**WHAT TO WORK ON**
From the data that follows, copy every line holding the string "Biagioli".

**MATERIAL TO PROCESS**
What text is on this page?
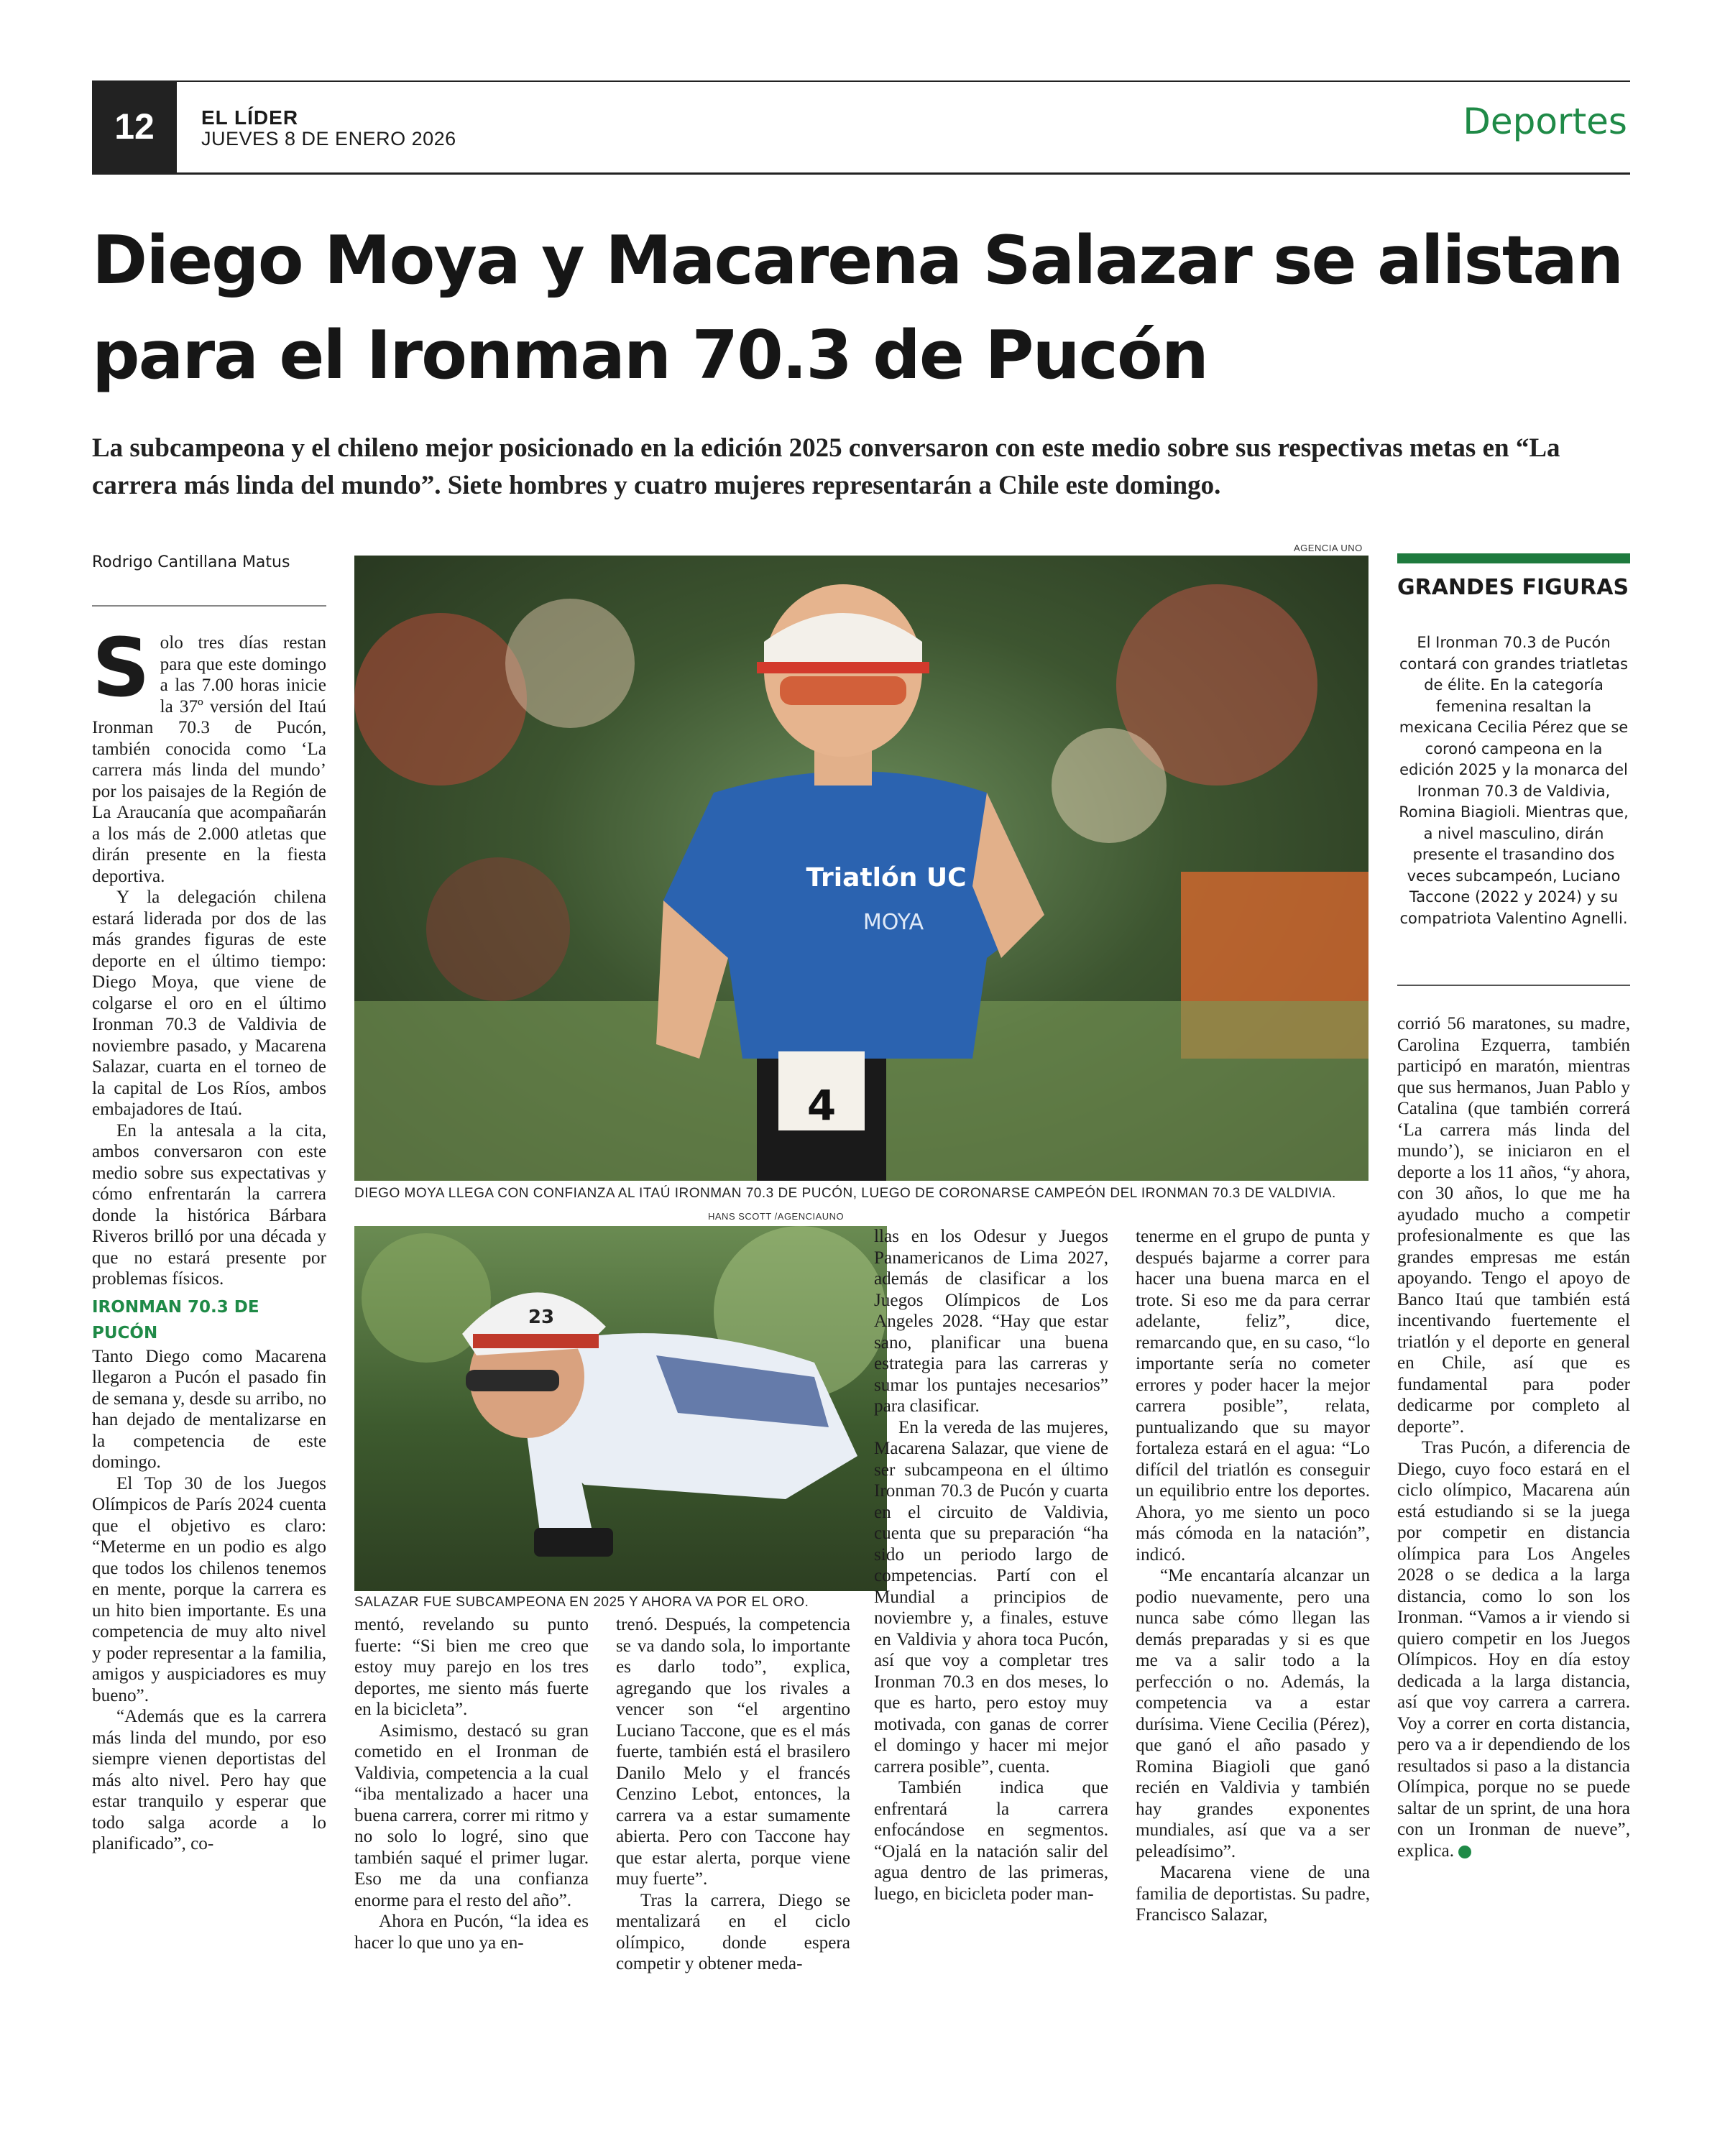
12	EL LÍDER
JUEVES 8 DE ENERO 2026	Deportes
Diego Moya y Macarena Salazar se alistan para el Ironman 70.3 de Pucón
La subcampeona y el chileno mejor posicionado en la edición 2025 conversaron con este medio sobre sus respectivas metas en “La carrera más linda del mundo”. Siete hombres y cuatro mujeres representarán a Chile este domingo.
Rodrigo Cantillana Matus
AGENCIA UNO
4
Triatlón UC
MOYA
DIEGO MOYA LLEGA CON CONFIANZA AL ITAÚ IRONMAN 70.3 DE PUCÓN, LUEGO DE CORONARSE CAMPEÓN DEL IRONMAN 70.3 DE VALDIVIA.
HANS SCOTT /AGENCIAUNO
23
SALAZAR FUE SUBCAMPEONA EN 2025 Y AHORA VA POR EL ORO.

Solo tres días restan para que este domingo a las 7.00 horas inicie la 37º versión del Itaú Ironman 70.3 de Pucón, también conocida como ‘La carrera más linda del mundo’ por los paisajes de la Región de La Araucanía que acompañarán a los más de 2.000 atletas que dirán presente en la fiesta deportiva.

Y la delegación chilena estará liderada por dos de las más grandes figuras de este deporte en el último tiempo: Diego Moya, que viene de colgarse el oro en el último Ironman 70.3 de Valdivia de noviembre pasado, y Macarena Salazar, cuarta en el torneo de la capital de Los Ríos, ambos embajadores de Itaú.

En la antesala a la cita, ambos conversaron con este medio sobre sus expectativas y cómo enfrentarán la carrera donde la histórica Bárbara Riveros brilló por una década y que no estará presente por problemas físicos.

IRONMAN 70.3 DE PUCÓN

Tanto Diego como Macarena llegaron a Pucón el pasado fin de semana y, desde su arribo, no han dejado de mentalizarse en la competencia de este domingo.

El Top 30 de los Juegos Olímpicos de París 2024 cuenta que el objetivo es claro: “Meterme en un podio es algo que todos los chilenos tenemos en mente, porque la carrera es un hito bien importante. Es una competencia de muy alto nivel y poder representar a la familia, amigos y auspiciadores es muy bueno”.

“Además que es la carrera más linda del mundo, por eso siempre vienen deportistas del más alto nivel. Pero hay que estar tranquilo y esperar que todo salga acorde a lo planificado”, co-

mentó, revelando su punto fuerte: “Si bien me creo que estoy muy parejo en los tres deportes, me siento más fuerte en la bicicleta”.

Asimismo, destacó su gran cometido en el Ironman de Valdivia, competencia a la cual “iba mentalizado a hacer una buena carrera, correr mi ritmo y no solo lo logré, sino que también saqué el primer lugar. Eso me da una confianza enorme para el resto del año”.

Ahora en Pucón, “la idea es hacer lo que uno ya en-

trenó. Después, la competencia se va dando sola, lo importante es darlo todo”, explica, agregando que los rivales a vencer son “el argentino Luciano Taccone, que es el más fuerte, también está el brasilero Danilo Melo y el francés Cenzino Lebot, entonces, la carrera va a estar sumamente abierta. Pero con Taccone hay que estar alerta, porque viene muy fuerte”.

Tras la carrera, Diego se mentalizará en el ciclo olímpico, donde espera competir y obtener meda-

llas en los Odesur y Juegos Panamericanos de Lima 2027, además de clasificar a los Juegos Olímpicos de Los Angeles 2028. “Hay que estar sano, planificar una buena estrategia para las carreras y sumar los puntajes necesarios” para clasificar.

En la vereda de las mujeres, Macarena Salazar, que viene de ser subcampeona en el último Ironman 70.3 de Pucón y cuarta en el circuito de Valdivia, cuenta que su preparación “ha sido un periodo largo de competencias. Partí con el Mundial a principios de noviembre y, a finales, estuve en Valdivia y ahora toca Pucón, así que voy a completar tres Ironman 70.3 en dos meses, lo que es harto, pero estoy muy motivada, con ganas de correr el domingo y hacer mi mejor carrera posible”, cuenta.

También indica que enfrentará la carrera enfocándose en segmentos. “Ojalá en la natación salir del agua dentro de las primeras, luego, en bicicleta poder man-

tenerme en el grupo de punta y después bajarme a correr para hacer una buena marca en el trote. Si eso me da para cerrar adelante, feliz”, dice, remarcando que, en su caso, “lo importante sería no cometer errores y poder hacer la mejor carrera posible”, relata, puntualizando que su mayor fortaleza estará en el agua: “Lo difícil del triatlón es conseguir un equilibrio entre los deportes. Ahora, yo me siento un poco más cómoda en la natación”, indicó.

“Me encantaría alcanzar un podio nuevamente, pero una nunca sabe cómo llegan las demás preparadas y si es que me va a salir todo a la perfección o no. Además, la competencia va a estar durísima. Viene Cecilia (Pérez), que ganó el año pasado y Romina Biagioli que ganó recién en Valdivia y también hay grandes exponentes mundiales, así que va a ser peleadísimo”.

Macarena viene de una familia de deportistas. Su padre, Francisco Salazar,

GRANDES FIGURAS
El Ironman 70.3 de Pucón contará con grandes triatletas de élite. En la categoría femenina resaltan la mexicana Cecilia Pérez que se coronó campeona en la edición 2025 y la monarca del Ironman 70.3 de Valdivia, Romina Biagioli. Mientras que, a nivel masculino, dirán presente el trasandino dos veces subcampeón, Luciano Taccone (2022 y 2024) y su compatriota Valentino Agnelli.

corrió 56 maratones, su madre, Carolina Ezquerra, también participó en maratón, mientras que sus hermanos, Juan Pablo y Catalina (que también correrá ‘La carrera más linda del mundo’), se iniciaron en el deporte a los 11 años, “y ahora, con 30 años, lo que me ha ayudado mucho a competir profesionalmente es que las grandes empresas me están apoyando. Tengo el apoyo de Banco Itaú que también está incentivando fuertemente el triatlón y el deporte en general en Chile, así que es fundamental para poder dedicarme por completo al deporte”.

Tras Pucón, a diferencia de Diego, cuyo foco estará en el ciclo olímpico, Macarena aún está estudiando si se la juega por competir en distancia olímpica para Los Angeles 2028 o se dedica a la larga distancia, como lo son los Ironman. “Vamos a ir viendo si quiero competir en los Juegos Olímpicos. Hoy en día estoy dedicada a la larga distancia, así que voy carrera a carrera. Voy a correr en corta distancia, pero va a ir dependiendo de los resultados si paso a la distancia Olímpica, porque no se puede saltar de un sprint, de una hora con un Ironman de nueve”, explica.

--

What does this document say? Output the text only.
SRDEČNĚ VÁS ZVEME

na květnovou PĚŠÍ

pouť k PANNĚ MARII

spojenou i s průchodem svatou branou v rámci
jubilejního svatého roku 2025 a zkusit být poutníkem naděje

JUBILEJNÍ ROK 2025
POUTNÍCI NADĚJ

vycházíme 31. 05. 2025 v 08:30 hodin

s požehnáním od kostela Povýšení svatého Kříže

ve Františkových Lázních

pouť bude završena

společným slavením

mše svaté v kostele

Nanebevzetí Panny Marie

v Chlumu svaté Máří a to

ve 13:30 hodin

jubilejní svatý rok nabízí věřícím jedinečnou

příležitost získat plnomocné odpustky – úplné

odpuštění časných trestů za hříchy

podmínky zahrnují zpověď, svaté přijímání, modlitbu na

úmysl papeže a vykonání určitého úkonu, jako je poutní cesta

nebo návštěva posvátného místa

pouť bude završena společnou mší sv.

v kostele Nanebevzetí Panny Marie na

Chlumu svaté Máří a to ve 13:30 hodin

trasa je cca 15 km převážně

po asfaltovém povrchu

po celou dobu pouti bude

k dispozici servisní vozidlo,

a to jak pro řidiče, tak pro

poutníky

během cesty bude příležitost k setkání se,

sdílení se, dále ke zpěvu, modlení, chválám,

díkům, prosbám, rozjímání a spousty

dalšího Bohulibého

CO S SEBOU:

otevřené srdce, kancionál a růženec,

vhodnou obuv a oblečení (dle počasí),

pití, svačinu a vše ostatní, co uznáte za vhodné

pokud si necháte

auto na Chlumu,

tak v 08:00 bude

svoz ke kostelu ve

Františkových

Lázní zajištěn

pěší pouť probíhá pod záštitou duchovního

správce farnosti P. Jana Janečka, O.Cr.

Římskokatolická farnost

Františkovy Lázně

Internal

--

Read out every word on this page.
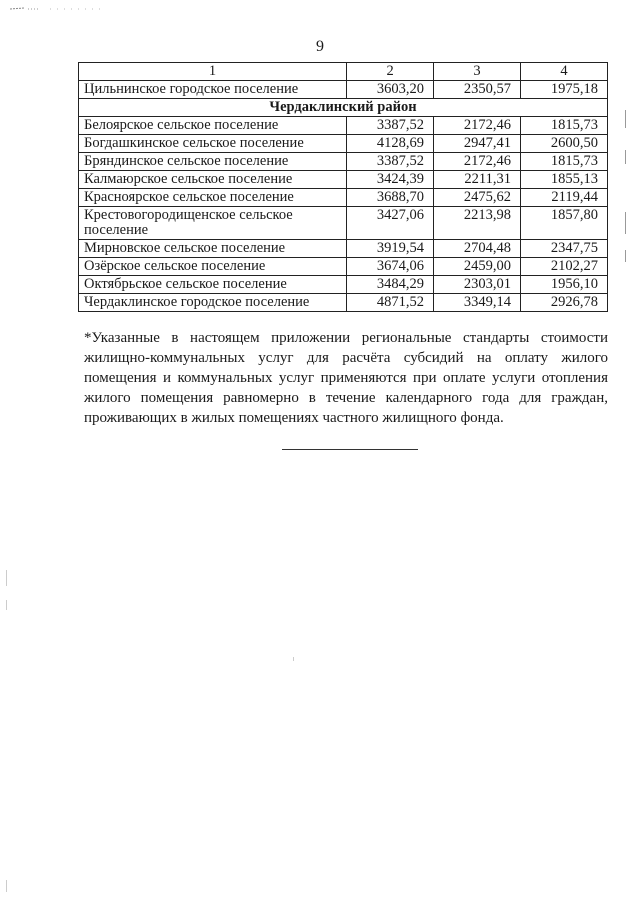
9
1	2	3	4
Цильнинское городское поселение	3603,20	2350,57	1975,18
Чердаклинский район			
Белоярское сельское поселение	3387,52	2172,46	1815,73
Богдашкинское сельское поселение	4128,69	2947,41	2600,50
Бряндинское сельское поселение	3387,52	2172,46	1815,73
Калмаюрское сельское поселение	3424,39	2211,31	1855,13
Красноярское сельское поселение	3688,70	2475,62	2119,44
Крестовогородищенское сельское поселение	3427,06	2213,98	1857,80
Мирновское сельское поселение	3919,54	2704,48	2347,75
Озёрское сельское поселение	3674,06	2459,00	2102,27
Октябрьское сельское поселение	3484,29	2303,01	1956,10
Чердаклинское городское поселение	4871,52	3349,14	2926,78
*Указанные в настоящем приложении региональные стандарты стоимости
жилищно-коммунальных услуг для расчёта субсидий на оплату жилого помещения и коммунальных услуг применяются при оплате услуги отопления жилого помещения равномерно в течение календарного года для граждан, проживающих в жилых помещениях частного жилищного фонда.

**EXERCISE ANSWER**
“Me encantaría alcanzar un podio nuevamente, pero una nunca sabe cómo llegan las demás preparadas y si es que me va a salir todo a la perfección o no. Además, la competencia va a estar durísima. Viene Cecilia (Pérez), que ganó el año pasado y Romina Biagioli que ganó recién en Valdivia y también hay grandes exponentes mundiales, así que va a ser peleadísimo”.
El Ironman 70.3 de Pucón contará con grandes triatletas de élite. En la categoría femenina resaltan la mexicana Cecilia Pérez que se coronó campeona en la edición 2025 y la monarca del Ironman 70.3 de Valdivia, Romina Biagioli. Mientras que, a nivel masculino, dirán presente el trasandino dos veces subcampeón, Luciano Taccone (2022 y 2024) y su compatriota Valentino Agnelli.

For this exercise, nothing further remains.